**Short task**: Your answer should be a single number: how many lines in the data below hold the string "root".
_ _ _ _ _ _ _
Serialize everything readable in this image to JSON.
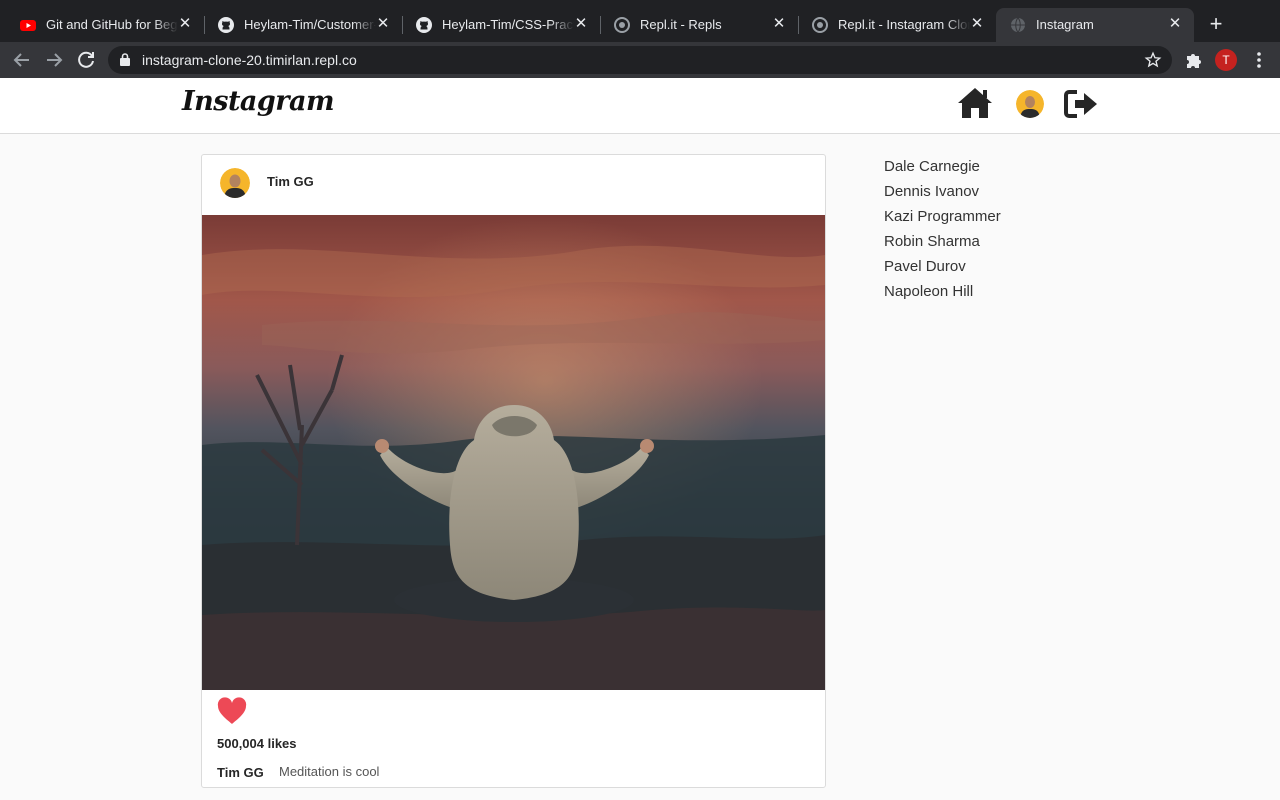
{
  "browser": {
    "tabs": [
      {
        "title": "Git and GitHub for Beginners",
        "icon": "youtube-icon",
        "active": false
      },
      {
        "title": "Heylam-Tim/Customer-Manager",
        "icon": "github-icon",
        "active": false
      },
      {
        "title": "Heylam-Tim/CSS-Practice",
        "icon": "github-icon",
        "active": false
      },
      {
        "title": "Repl.it - Repls",
        "icon": "replit-icon",
        "active": false
      },
      {
        "title": "Repl.it - Instagram Clone",
        "icon": "replit-icon",
        "active": false
      },
      {
        "title": "Instagram",
        "icon": "globe-icon",
        "active": true
      }
    ],
    "close_glyph": "✕",
    "new_tab_glyph": "+",
    "url": "instagram-clone-20.timirlan.repl.co",
    "profile_initial": "T",
    "colors": {
      "tabbar": "#202124",
      "toolbar": "#35363a",
      "profile": "#c5221f"
    }
  },
  "site": {
    "logo": "Instagram",
    "nav": {
      "home_icon": "home-icon",
      "profile_icon": "avatar",
      "logout_icon": "sign-out-icon"
    }
  },
  "post": {
    "username": "Tim GG",
    "likes_text": "500,004 likes",
    "caption_user": "Tim GG",
    "caption": "Meditation is cool",
    "liked": true,
    "like_color": "#ed4956",
    "image_description_icon": "post-photo"
  },
  "suggestions": [
    "Dale Carnegie",
    "Dennis Ivanov",
    "Kazi Programmer",
    "Robin Sharma",
    "Pavel Durov",
    "Napoleon Hill"
  ]
}
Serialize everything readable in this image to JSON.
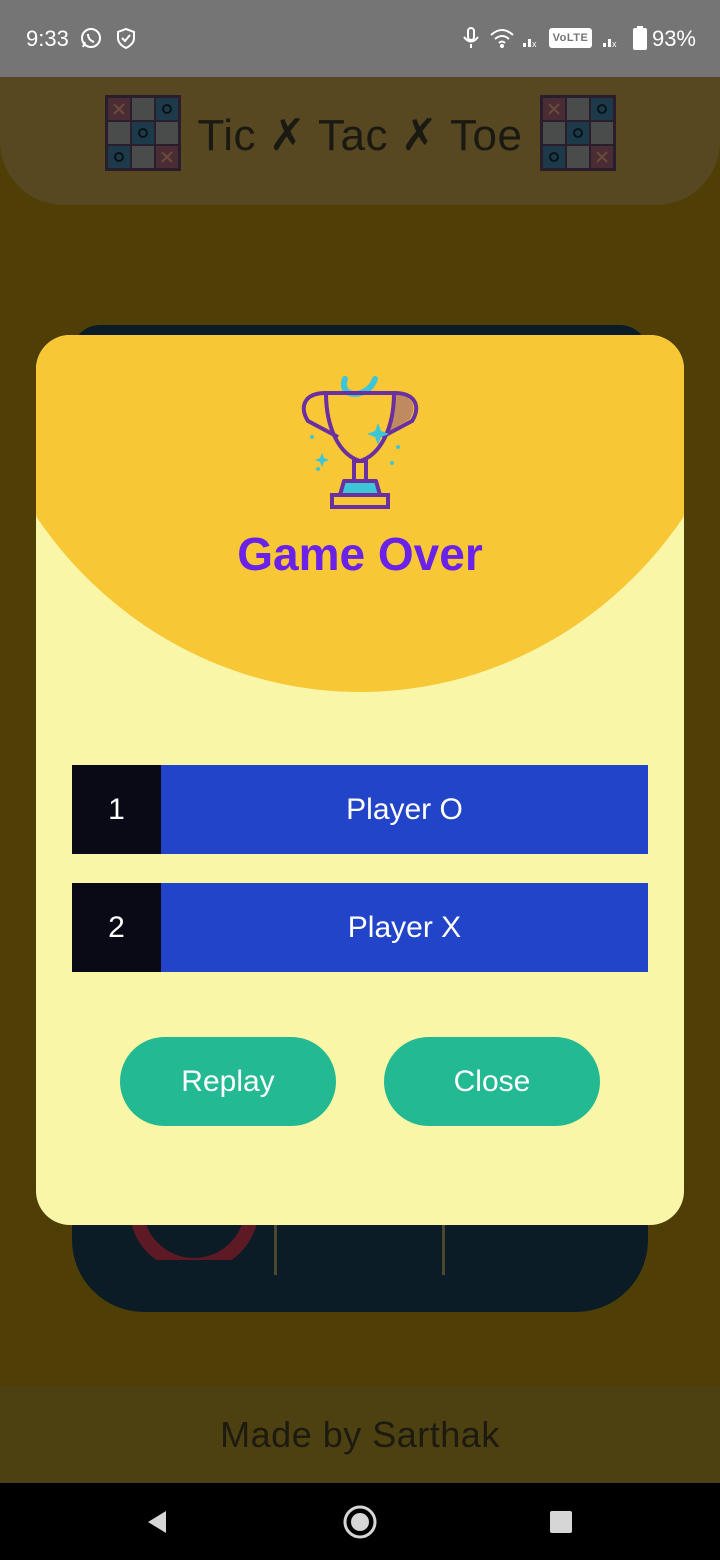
{
  "status_bar": {
    "time": "9:33",
    "network_badge": "VoLTE",
    "battery_percent": "93%",
    "icons": [
      "whatsapp-icon",
      "shield-icon",
      "microphone-icon",
      "wifi-icon",
      "signal-icon",
      "battery-icon"
    ]
  },
  "header": {
    "title": "Tic ✗ Tac ✗ Toe"
  },
  "dialog": {
    "title": "Game Over",
    "rankings": [
      {
        "rank": "1",
        "player": "Player O"
      },
      {
        "rank": "2",
        "player": "Player X"
      }
    ],
    "replay_label": "Replay",
    "close_label": "Close"
  },
  "footer": {
    "text": "Made by Sarthak"
  },
  "colors": {
    "dialog_bg": "#f9f6a8",
    "dialog_arc": "#f8c736",
    "title": "#6a22e8",
    "rank_row": "#2244c8",
    "rank_num": "#0a0a16",
    "button": "#22b993"
  }
}
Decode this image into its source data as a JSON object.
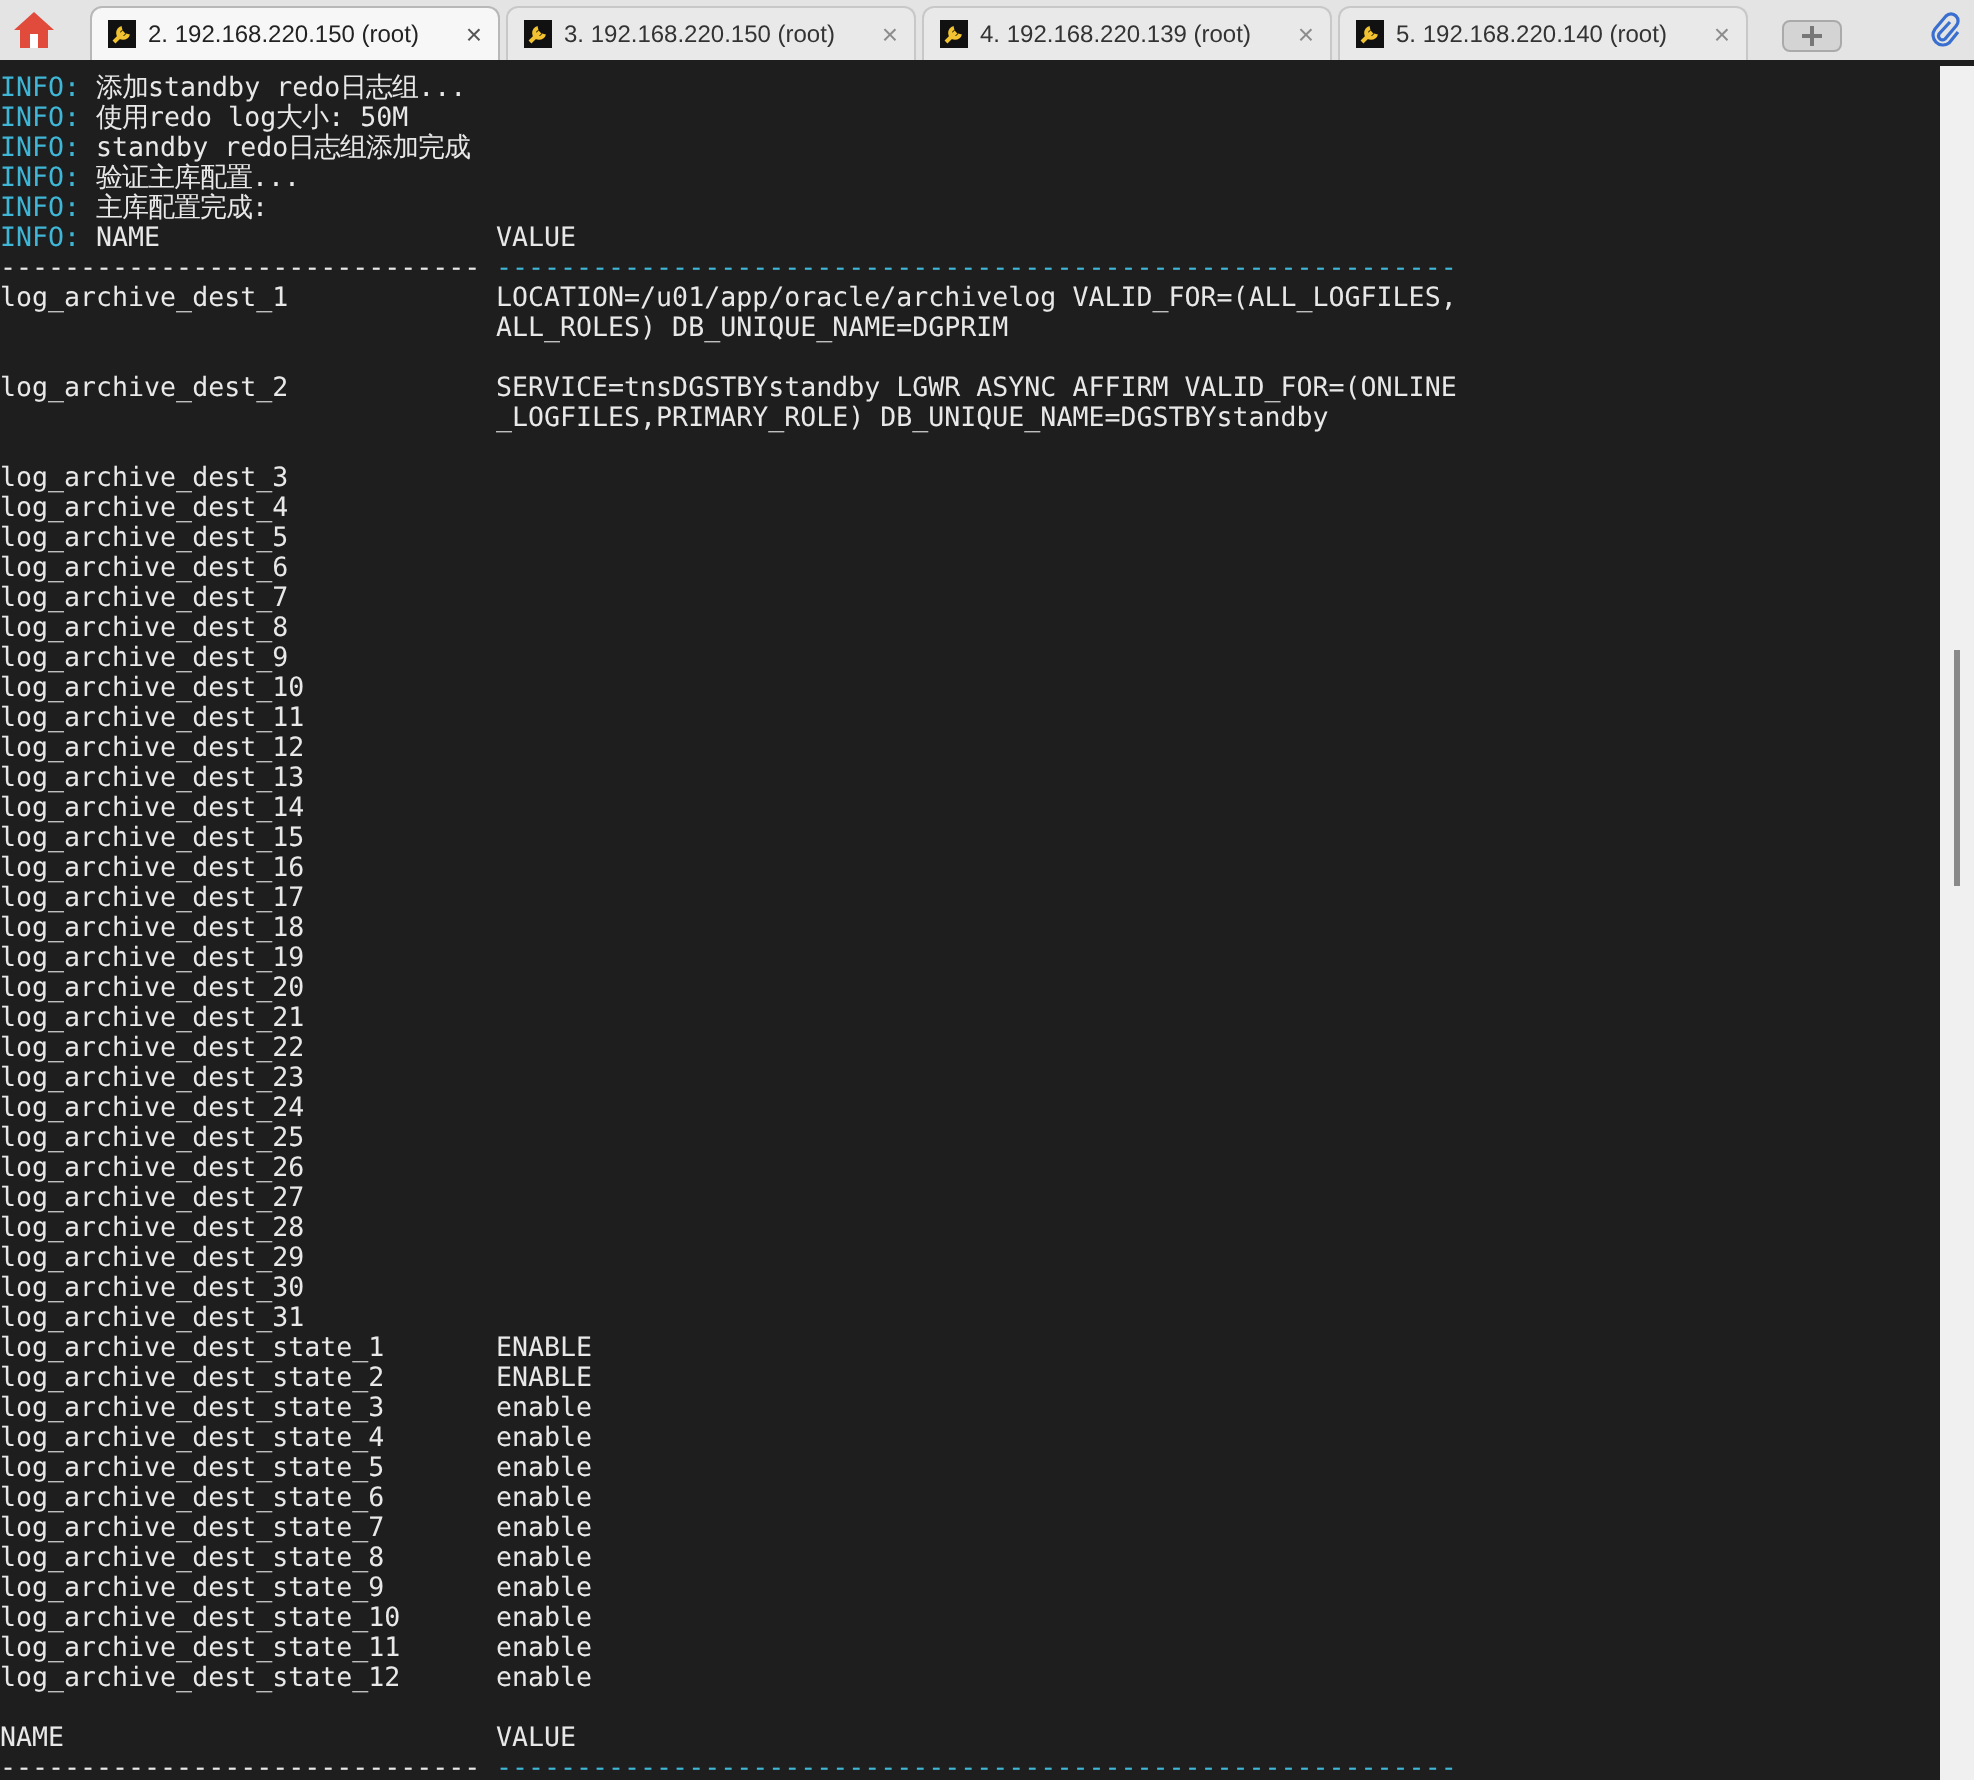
{
  "tabs": [
    {
      "label": "2. 192.168.220.150 (root)",
      "selected": true,
      "close": "×"
    },
    {
      "label": "3. 192.168.220.150 (root)",
      "selected": false,
      "close": "×"
    },
    {
      "label": "4. 192.168.220.139 (root)",
      "selected": false,
      "close": "×"
    },
    {
      "label": "5. 192.168.220.140 (root)",
      "selected": false,
      "close": "×"
    }
  ],
  "terminal": {
    "lines": [
      {
        "kind": "info",
        "prefix": "INFO:",
        "text": "添加standby redo日志组..."
      },
      {
        "kind": "info",
        "prefix": "INFO:",
        "text": "使用redo log大小: 50M"
      },
      {
        "kind": "info",
        "prefix": "INFO:",
        "text": "standby redo日志组添加完成"
      },
      {
        "kind": "info",
        "prefix": "INFO:",
        "text": "验证主库配置..."
      },
      {
        "kind": "info",
        "prefix": "INFO:",
        "text": "主库配置完成:"
      },
      {
        "kind": "header",
        "prefix": "INFO:",
        "name": "NAME",
        "value": "VALUE"
      },
      {
        "kind": "rule",
        "left": "------------------------------",
        "right": "------------------------------------------------------------"
      },
      {
        "kind": "row",
        "name": "log_archive_dest_1",
        "value": [
          "LOCATION=/u01/app/oracle/archivelog VALID_FOR=(ALL_LOGFILES,",
          "ALL_ROLES) DB_UNIQUE_NAME=DGPRIM"
        ]
      },
      {
        "kind": "blank"
      },
      {
        "kind": "row",
        "name": "log_archive_dest_2",
        "value": [
          "SERVICE=tnsDGSTBYstandby LGWR ASYNC AFFIRM VALID_FOR=(ONLINE",
          "_LOGFILES,PRIMARY_ROLE) DB_UNIQUE_NAME=DGSTBYstandby"
        ]
      },
      {
        "kind": "blank"
      },
      {
        "kind": "row",
        "name": "log_archive_dest_3"
      },
      {
        "kind": "row",
        "name": "log_archive_dest_4"
      },
      {
        "kind": "row",
        "name": "log_archive_dest_5"
      },
      {
        "kind": "row",
        "name": "log_archive_dest_6"
      },
      {
        "kind": "row",
        "name": "log_archive_dest_7"
      },
      {
        "kind": "row",
        "name": "log_archive_dest_8"
      },
      {
        "kind": "row",
        "name": "log_archive_dest_9"
      },
      {
        "kind": "row",
        "name": "log_archive_dest_10"
      },
      {
        "kind": "row",
        "name": "log_archive_dest_11"
      },
      {
        "kind": "row",
        "name": "log_archive_dest_12"
      },
      {
        "kind": "row",
        "name": "log_archive_dest_13"
      },
      {
        "kind": "row",
        "name": "log_archive_dest_14"
      },
      {
        "kind": "row",
        "name": "log_archive_dest_15"
      },
      {
        "kind": "row",
        "name": "log_archive_dest_16"
      },
      {
        "kind": "row",
        "name": "log_archive_dest_17"
      },
      {
        "kind": "row",
        "name": "log_archive_dest_18"
      },
      {
        "kind": "row",
        "name": "log_archive_dest_19"
      },
      {
        "kind": "row",
        "name": "log_archive_dest_20"
      },
      {
        "kind": "row",
        "name": "log_archive_dest_21"
      },
      {
        "kind": "row",
        "name": "log_archive_dest_22"
      },
      {
        "kind": "row",
        "name": "log_archive_dest_23"
      },
      {
        "kind": "row",
        "name": "log_archive_dest_24"
      },
      {
        "kind": "row",
        "name": "log_archive_dest_25"
      },
      {
        "kind": "row",
        "name": "log_archive_dest_26"
      },
      {
        "kind": "row",
        "name": "log_archive_dest_27"
      },
      {
        "kind": "row",
        "name": "log_archive_dest_28"
      },
      {
        "kind": "row",
        "name": "log_archive_dest_29"
      },
      {
        "kind": "row",
        "name": "log_archive_dest_30"
      },
      {
        "kind": "row",
        "name": "log_archive_dest_31"
      },
      {
        "kind": "row",
        "name": "log_archive_dest_state_1",
        "value": [
          "ENABLE"
        ]
      },
      {
        "kind": "row",
        "name": "log_archive_dest_state_2",
        "value": [
          "ENABLE"
        ]
      },
      {
        "kind": "row",
        "name": "log_archive_dest_state_3",
        "value": [
          "enable"
        ]
      },
      {
        "kind": "row",
        "name": "log_archive_dest_state_4",
        "value": [
          "enable"
        ]
      },
      {
        "kind": "row",
        "name": "log_archive_dest_state_5",
        "value": [
          "enable"
        ]
      },
      {
        "kind": "row",
        "name": "log_archive_dest_state_6",
        "value": [
          "enable"
        ]
      },
      {
        "kind": "row",
        "name": "log_archive_dest_state_7",
        "value": [
          "enable"
        ]
      },
      {
        "kind": "row",
        "name": "log_archive_dest_state_8",
        "value": [
          "enable"
        ]
      },
      {
        "kind": "row",
        "name": "log_archive_dest_state_9",
        "value": [
          "enable"
        ]
      },
      {
        "kind": "row",
        "name": "log_archive_dest_state_10",
        "value": [
          "enable"
        ]
      },
      {
        "kind": "row",
        "name": "log_archive_dest_state_11",
        "value": [
          "enable"
        ]
      },
      {
        "kind": "row",
        "name": "log_archive_dest_state_12",
        "value": [
          "enable"
        ]
      },
      {
        "kind": "blank"
      },
      {
        "kind": "header",
        "name": "NAME",
        "value": "VALUE"
      },
      {
        "kind": "rule",
        "left": "------------------------------",
        "right": "------------------------------------------------------------"
      }
    ]
  }
}
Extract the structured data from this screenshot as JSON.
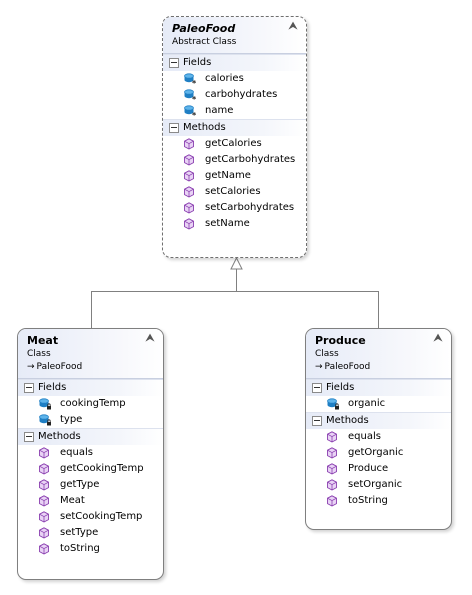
{
  "diagram": {
    "classes": [
      {
        "id": "paleofood",
        "name": "PaleoFood",
        "kind": "Abstract Class",
        "base": "",
        "fields_label": "Fields",
        "methods_label": "Methods",
        "fields": [
          {
            "name": "calories",
            "icon": "protected-field-icon"
          },
          {
            "name": "carbohydrates",
            "icon": "protected-field-icon"
          },
          {
            "name": "name",
            "icon": "protected-field-icon"
          }
        ],
        "methods": [
          "getCalories",
          "getCarbohydrates",
          "getName",
          "setCalories",
          "setCarbohydrates",
          "setName"
        ]
      },
      {
        "id": "meat",
        "name": "Meat",
        "kind": "Class",
        "base": "PaleoFood",
        "fields_label": "Fields",
        "methods_label": "Methods",
        "fields": [
          {
            "name": "cookingTemp",
            "icon": "private-field-icon"
          },
          {
            "name": "type",
            "icon": "private-field-icon"
          }
        ],
        "methods": [
          "equals",
          "getCookingTemp",
          "getType",
          "Meat",
          "setCookingTemp",
          "setType",
          "toString"
        ]
      },
      {
        "id": "produce",
        "name": "Produce",
        "kind": "Class",
        "base": "PaleoFood",
        "fields_label": "Fields",
        "methods_label": "Methods",
        "fields": [
          {
            "name": "organic",
            "icon": "private-field-icon"
          }
        ],
        "methods": [
          "equals",
          "getOrganic",
          "Produce",
          "setOrganic",
          "toString"
        ]
      }
    ],
    "colors": {
      "field_icon": "#1f7fc4",
      "method_icon": "#8a3fb0",
      "header_gradient": "#e6ebf7",
      "border": "#7f7f7f"
    }
  }
}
_ _ _ _ _ _ _
**Answer**: 4